= Directions =
Pick out every line with the word "Latest" and copy it.

+ + + + + + +

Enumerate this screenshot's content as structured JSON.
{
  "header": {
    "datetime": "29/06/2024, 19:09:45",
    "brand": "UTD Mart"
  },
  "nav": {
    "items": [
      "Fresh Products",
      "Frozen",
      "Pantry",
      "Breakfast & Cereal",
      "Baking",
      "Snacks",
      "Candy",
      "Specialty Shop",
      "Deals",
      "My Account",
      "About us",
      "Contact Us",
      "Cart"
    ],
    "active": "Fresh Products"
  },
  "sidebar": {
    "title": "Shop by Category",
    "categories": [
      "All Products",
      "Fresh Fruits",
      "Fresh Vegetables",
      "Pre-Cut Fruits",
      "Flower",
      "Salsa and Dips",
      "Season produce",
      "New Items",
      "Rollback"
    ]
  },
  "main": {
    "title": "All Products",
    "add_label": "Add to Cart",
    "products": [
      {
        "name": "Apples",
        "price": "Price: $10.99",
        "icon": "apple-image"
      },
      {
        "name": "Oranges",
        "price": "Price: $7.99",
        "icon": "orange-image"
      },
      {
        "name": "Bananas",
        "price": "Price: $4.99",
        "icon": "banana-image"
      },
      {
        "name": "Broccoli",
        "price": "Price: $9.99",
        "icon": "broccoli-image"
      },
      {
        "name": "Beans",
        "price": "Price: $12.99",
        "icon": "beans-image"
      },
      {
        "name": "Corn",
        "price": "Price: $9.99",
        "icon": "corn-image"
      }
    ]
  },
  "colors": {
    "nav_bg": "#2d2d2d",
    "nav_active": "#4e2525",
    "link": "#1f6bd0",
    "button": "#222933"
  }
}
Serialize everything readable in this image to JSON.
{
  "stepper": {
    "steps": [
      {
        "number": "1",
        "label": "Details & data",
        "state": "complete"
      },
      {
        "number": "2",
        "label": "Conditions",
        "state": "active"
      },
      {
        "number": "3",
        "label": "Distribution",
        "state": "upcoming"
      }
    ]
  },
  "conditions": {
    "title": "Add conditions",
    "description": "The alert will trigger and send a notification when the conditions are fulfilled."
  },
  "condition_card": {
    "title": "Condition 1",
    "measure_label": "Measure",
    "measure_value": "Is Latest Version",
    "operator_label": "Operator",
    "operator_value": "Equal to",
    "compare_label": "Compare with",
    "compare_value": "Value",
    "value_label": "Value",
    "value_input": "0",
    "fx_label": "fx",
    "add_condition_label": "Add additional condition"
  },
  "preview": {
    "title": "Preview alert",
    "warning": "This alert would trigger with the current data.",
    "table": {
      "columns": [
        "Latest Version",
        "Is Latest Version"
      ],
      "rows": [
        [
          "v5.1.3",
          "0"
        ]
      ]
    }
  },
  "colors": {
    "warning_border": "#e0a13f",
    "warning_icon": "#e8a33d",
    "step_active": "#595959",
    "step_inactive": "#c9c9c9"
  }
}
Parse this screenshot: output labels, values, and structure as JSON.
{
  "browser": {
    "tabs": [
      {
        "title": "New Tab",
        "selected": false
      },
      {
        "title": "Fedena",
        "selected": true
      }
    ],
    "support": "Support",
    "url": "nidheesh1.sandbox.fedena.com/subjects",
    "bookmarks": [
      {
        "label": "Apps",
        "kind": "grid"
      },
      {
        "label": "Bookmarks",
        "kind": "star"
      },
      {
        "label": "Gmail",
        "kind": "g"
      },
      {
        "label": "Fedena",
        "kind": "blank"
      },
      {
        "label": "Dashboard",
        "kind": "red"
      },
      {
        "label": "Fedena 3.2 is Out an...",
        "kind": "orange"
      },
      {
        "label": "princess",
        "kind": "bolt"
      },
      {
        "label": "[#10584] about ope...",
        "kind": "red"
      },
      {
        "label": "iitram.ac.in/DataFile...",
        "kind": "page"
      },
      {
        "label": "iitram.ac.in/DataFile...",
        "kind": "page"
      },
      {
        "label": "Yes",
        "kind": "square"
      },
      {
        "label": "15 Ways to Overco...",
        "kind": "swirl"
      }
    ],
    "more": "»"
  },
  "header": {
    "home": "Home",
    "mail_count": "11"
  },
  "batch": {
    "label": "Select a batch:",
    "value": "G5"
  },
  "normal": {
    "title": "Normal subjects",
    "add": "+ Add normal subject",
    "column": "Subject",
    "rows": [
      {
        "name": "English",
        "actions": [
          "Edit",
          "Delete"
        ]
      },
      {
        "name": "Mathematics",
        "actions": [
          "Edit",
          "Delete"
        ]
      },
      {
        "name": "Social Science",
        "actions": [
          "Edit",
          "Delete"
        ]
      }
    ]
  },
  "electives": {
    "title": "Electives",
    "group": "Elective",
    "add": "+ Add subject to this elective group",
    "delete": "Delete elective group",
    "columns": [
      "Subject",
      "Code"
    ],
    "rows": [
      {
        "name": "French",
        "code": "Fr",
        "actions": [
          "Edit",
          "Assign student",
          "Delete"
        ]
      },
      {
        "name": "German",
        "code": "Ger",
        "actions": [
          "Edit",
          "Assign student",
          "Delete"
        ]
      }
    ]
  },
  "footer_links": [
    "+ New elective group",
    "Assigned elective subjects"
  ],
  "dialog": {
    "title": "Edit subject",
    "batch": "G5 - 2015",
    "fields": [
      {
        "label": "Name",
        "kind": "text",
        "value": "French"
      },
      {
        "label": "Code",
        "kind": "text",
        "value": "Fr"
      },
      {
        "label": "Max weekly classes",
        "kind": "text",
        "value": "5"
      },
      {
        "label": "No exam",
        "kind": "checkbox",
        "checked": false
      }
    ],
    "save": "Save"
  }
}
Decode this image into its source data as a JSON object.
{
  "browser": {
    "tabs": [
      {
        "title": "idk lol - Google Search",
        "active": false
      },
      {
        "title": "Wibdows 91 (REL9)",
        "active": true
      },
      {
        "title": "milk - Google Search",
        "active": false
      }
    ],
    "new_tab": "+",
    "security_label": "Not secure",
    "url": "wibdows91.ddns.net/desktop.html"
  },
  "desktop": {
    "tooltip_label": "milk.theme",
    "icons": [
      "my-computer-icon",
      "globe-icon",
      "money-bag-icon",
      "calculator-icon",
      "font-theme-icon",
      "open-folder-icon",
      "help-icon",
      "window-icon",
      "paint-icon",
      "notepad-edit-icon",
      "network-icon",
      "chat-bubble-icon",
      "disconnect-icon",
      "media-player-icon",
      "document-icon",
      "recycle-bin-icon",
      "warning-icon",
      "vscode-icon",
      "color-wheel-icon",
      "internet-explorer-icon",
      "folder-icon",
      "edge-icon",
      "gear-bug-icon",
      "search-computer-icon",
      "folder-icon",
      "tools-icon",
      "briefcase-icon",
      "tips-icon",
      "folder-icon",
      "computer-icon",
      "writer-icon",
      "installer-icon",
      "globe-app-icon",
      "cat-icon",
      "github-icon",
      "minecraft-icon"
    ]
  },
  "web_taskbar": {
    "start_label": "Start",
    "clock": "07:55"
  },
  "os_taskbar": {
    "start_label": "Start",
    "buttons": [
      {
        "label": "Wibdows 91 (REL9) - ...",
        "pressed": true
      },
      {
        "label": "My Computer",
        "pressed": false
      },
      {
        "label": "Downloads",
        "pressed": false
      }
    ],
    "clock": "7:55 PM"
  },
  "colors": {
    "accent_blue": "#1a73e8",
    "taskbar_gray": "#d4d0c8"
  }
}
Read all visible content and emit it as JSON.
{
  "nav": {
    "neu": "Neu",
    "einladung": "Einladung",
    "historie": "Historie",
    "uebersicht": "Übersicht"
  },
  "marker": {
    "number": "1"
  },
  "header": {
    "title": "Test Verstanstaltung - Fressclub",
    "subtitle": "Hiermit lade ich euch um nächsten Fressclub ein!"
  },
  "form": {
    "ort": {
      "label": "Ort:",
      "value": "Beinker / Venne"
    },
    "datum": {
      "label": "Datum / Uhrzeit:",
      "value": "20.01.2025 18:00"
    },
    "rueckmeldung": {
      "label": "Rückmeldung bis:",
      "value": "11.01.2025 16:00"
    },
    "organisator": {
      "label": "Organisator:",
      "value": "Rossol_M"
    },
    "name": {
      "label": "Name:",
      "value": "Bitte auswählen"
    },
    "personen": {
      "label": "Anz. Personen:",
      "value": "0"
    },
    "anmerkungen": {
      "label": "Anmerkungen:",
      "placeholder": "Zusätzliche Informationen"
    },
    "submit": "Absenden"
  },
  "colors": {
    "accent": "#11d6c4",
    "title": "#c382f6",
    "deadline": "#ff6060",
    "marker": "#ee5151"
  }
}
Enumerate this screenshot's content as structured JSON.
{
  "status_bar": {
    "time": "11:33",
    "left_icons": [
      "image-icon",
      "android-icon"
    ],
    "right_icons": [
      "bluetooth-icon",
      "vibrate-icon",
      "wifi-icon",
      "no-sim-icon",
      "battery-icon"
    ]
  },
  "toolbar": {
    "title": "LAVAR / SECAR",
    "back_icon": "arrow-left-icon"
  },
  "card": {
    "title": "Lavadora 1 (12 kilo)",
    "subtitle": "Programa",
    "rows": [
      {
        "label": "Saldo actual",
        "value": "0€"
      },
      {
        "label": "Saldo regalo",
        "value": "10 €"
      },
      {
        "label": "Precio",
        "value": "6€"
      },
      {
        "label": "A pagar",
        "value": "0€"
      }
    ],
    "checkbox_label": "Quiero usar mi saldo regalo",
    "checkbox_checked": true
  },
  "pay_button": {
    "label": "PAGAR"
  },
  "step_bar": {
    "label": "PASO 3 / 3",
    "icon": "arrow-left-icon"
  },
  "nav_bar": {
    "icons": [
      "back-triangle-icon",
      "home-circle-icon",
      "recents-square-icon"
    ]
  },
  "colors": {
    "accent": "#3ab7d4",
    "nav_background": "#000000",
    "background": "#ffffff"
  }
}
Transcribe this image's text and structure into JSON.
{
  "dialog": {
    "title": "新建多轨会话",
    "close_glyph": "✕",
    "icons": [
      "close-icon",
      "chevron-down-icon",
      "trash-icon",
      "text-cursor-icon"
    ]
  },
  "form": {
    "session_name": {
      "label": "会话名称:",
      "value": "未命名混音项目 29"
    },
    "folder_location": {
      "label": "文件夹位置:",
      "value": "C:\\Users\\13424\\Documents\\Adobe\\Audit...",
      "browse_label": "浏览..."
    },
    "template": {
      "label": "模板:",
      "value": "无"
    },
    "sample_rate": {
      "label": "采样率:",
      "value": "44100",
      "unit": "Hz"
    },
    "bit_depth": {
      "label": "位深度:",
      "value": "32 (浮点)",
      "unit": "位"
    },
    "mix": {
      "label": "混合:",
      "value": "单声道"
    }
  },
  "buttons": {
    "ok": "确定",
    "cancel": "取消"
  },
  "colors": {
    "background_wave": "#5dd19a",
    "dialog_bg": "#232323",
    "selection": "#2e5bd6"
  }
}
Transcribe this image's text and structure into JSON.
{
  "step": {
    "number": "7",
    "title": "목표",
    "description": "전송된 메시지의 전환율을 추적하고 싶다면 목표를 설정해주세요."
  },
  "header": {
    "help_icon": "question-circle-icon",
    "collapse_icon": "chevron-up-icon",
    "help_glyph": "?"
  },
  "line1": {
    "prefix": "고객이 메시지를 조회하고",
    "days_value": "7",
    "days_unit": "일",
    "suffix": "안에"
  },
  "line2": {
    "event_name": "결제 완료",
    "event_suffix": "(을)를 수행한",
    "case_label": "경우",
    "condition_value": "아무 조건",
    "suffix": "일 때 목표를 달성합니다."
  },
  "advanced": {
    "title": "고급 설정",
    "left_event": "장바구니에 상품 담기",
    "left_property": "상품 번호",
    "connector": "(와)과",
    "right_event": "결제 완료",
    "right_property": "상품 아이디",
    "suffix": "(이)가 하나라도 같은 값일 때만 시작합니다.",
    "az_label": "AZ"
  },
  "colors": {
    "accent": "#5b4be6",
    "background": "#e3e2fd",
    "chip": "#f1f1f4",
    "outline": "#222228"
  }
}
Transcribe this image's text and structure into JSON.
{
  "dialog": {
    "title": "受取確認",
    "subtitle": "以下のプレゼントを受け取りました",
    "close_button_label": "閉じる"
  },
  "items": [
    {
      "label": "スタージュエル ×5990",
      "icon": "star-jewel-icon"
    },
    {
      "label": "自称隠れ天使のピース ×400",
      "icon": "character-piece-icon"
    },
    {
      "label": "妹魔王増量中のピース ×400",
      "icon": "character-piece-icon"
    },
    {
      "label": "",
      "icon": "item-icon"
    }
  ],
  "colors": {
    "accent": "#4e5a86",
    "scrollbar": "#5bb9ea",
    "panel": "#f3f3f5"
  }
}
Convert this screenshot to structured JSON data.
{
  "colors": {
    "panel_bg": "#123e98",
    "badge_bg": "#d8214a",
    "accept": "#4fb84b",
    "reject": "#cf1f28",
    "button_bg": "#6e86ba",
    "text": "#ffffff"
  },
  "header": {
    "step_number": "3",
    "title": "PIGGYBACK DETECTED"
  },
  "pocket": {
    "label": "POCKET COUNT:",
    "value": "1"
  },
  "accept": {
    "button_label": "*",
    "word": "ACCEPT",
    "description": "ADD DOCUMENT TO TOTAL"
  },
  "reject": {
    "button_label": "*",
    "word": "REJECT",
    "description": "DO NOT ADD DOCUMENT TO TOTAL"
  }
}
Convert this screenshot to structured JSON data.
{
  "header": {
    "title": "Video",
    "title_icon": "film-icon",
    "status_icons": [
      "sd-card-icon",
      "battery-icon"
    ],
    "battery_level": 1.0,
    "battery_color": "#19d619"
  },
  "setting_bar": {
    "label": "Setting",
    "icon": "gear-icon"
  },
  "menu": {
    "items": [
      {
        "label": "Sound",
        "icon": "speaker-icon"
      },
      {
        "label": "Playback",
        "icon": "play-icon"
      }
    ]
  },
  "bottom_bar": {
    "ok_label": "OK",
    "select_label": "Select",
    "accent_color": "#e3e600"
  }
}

+ + + + + + +

= Complete answer =
    "measure_value": "Is Latest Version",
        "Latest Version",
        "Is Latest Version"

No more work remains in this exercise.